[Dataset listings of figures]
* * * * *

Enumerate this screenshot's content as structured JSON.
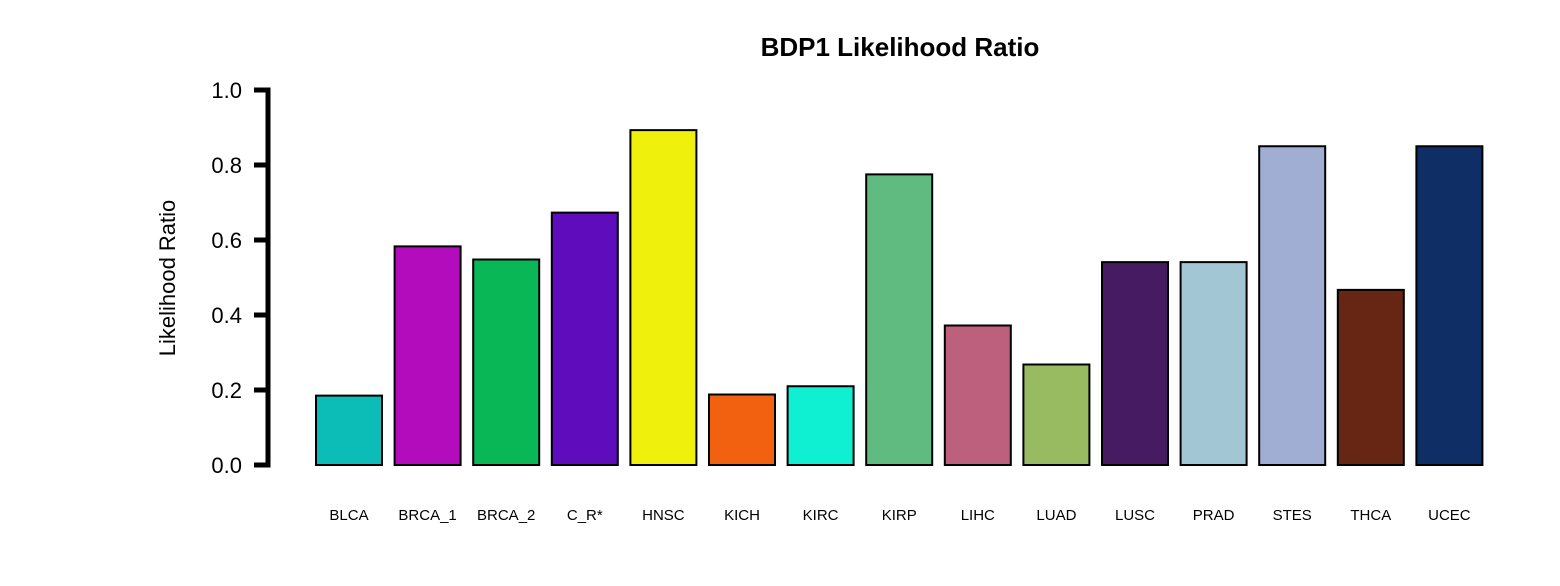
{
  "chart_data": {
    "type": "bar",
    "title": "BDP1 Likelihood Ratio",
    "xlabel": "",
    "ylabel": "Likelihood Ratio",
    "ylim": [
      0,
      1.0
    ],
    "yticks": [
      "0.0",
      "0.2",
      "0.4",
      "0.6",
      "0.8",
      "1.0"
    ],
    "grid": false,
    "legend": "none",
    "categories": [
      "BLCA",
      "BRCA_1",
      "BRCA_2",
      "C_R*",
      "HNSC",
      "KICH",
      "KIRC",
      "KIRP",
      "LIHC",
      "LUAD",
      "LUSC",
      "PRAD",
      "STES",
      "THCA",
      "UCEC"
    ],
    "values": [
      0.185,
      0.583,
      0.548,
      0.673,
      0.893,
      0.188,
      0.21,
      0.775,
      0.372,
      0.268,
      0.541,
      0.541,
      0.85,
      0.467,
      0.85
    ],
    "colors": [
      "#0cbdb7",
      "#b30cbd",
      "#0ab757",
      "#5e0cbc",
      "#eff00c",
      "#f26110",
      "#0ff0d2",
      "#5fbb7f",
      "#bd607e",
      "#98bb62",
      "#461b61",
      "#a2c6d3",
      "#a0aed3",
      "#672614",
      "#0f2e66"
    ]
  }
}
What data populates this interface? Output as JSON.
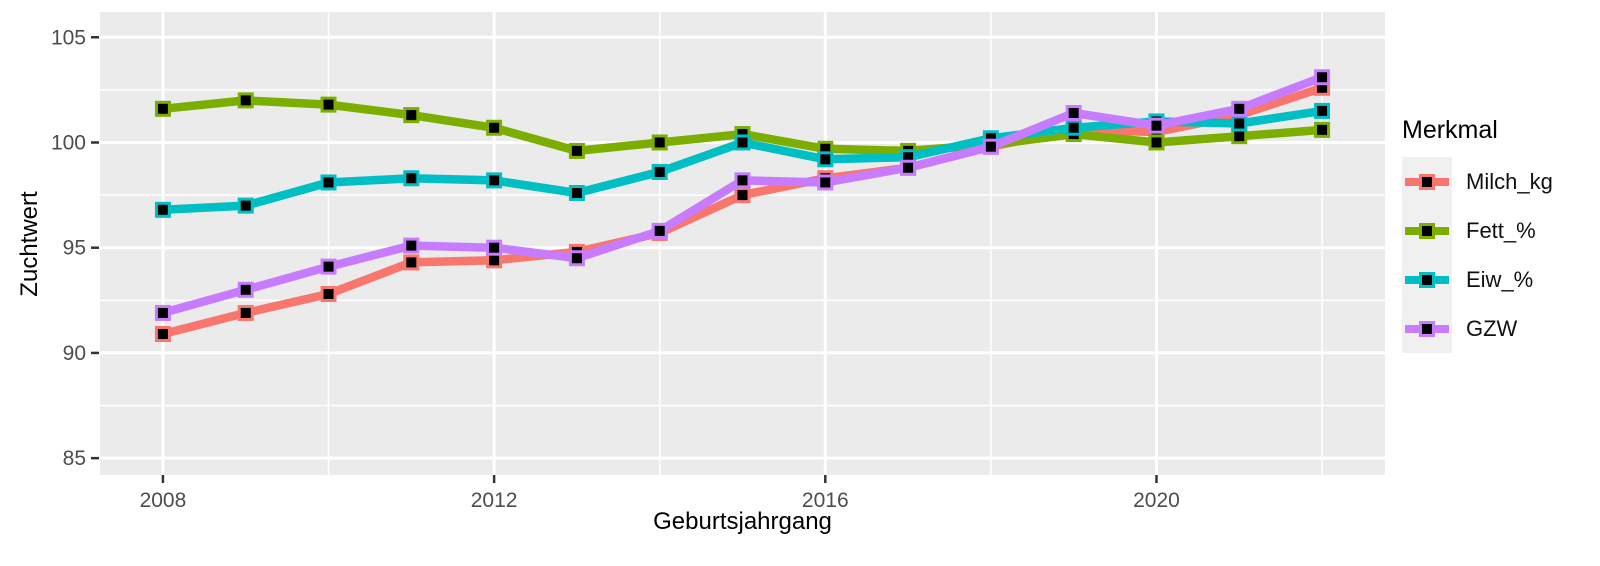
{
  "chart_data": {
    "type": "line",
    "title": "",
    "xlabel": "Geburtsjahrgang",
    "ylabel": "Zuchtwert",
    "legend_title": "Merkmal",
    "legend_position": "right",
    "x": [
      2008,
      2009,
      2010,
      2011,
      2012,
      2013,
      2014,
      2015,
      2016,
      2017,
      2018,
      2019,
      2020,
      2021,
      2022
    ],
    "series": [
      {
        "name": "Milch_kg",
        "color": "#F8766D",
        "values": [
          90.9,
          91.9,
          92.8,
          94.3,
          94.4,
          94.8,
          95.7,
          97.5,
          98.3,
          98.8,
          99.8,
          100.6,
          100.5,
          101.3,
          102.6
        ]
      },
      {
        "name": "Fett_%",
        "color": "#7CAE00",
        "values": [
          101.6,
          102.0,
          101.8,
          101.3,
          100.7,
          99.6,
          100.0,
          100.4,
          99.7,
          99.6,
          99.9,
          100.4,
          100.0,
          100.3,
          100.6
        ]
      },
      {
        "name": "Eiw_%",
        "color": "#00BFC4",
        "values": [
          96.8,
          97.0,
          98.1,
          98.3,
          98.2,
          97.6,
          98.6,
          100.0,
          99.2,
          99.3,
          100.2,
          100.7,
          101.0,
          100.9,
          101.5
        ]
      },
      {
        "name": "GZW",
        "color": "#C77CFF",
        "values": [
          91.9,
          93.0,
          94.1,
          95.1,
          95.0,
          94.5,
          95.8,
          98.2,
          98.1,
          98.8,
          99.8,
          101.4,
          100.8,
          101.6,
          103.1
        ]
      }
    ],
    "x_ticks": {
      "major": [
        2008,
        2012,
        2016,
        2020
      ],
      "minor": [
        2010,
        2014,
        2018,
        2022
      ],
      "labels": [
        "2008",
        "2012",
        "2016",
        "2020"
      ]
    },
    "y_ticks": {
      "major": [
        85,
        90,
        95,
        100,
        105
      ],
      "minor": [
        87.5,
        92.5,
        97.5,
        102.5
      ],
      "labels": [
        "85",
        "90",
        "95",
        "100",
        "105"
      ]
    },
    "xlim": [
      2007.24,
      2022.76
    ],
    "ylim": [
      84.2,
      106.2
    ],
    "grid": true,
    "panel_bg": "#EBEBEB",
    "grid_color": "#FFFFFF",
    "tick_color": "#333333",
    "tick_label_color": "#4D4D4D",
    "axis_title_color": "#000000"
  }
}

* * * * *

Your goal
All of the material above should be reproduced exactly, except the pictures.

Exercise answer
Enumerate this screenshot's content as structured JSON.
{
  "chart_data": {
    "type": "bar",
    "title": "BDP1 Likelihood Ratio",
    "xlabel": "",
    "ylabel": "Likelihood Ratio",
    "ylim": [
      0,
      1.0
    ],
    "yticks": [
      "0.0",
      "0.2",
      "0.4",
      "0.6",
      "0.8",
      "1.0"
    ],
    "grid": false,
    "legend": "none",
    "categories": [
      "BLCA",
      "BRCA_1",
      "BRCA_2",
      "C_R*",
      "HNSC",
      "KICH",
      "KIRC",
      "KIRP",
      "LIHC",
      "LUAD",
      "LUSC",
      "PRAD",
      "STES",
      "THCA",
      "UCEC"
    ],
    "values": [
      0.185,
      0.583,
      0.548,
      0.673,
      0.893,
      0.188,
      0.21,
      0.775,
      0.372,
      0.268,
      0.541,
      0.541,
      0.85,
      0.467,
      0.85
    ],
    "colors": [
      "#0cbdb7",
      "#b30cbd",
      "#0ab757",
      "#5e0cbc",
      "#eff00c",
      "#f26110",
      "#0ff0d2",
      "#5fbb7f",
      "#bd607e",
      "#98bb62",
      "#461b61",
      "#a2c6d3",
      "#a0aed3",
      "#672614",
      "#0f2e66"
    ]
  }
}
What data populates this interface? Output as JSON.
{
  "chart_data": {
    "type": "line",
    "title": "",
    "xlabel": "Geburtsjahrgang",
    "ylabel": "Zuchtwert",
    "legend_title": "Merkmal",
    "legend_position": "right",
    "x": [
      2008,
      2009,
      2010,
      2011,
      2012,
      2013,
      2014,
      2015,
      2016,
      2017,
      2018,
      2019,
      2020,
      2021,
      2022
    ],
    "series": [
      {
        "name": "Milch_kg",
        "color": "#F8766D",
        "values": [
          90.9,
          91.9,
          92.8,
          94.3,
          94.4,
          94.8,
          95.7,
          97.5,
          98.3,
          98.8,
          99.8,
          100.6,
          100.5,
          101.3,
          102.6
        ]
      },
      {
        "name": "Fett_%",
        "color": "#7CAE00",
        "values": [
          101.6,
          102.0,
          101.8,
          101.3,
          100.7,
          99.6,
          100.0,
          100.4,
          99.7,
          99.6,
          99.9,
          100.4,
          100.0,
          100.3,
          100.6
        ]
      },
      {
        "name": "Eiw_%",
        "color": "#00BFC4",
        "values": [
          96.8,
          97.0,
          98.1,
          98.3,
          98.2,
          97.6,
          98.6,
          100.0,
          99.2,
          99.3,
          100.2,
          100.7,
          101.0,
          100.9,
          101.5
        ]
      },
      {
        "name": "GZW",
        "color": "#C77CFF",
        "values": [
          91.9,
          93.0,
          94.1,
          95.1,
          95.0,
          94.5,
          95.8,
          98.2,
          98.1,
          98.8,
          99.8,
          101.4,
          100.8,
          101.6,
          103.1
        ]
      }
    ],
    "x_ticks": {
      "major": [
        2008,
        2012,
        2016,
        2020
      ],
      "minor": [
        2010,
        2014,
        2018,
        2022
      ],
      "labels": [
        "2008",
        "2012",
        "2016",
        "2020"
      ]
    },
    "y_ticks": {
      "major": [
        85,
        90,
        95,
        100,
        105
      ],
      "minor": [
        87.5,
        92.5,
        97.5,
        102.5
      ],
      "labels": [
        "85",
        "90",
        "95",
        "100",
        "105"
      ]
    },
    "xlim": [
      2007.24,
      2022.76
    ],
    "ylim": [
      84.2,
      106.2
    ],
    "grid": true,
    "panel_bg": "#EBEBEB",
    "grid_color": "#FFFFFF",
    "tick_color": "#333333",
    "tick_label_color": "#4D4D4D",
    "axis_title_color": "#000000"
  }
}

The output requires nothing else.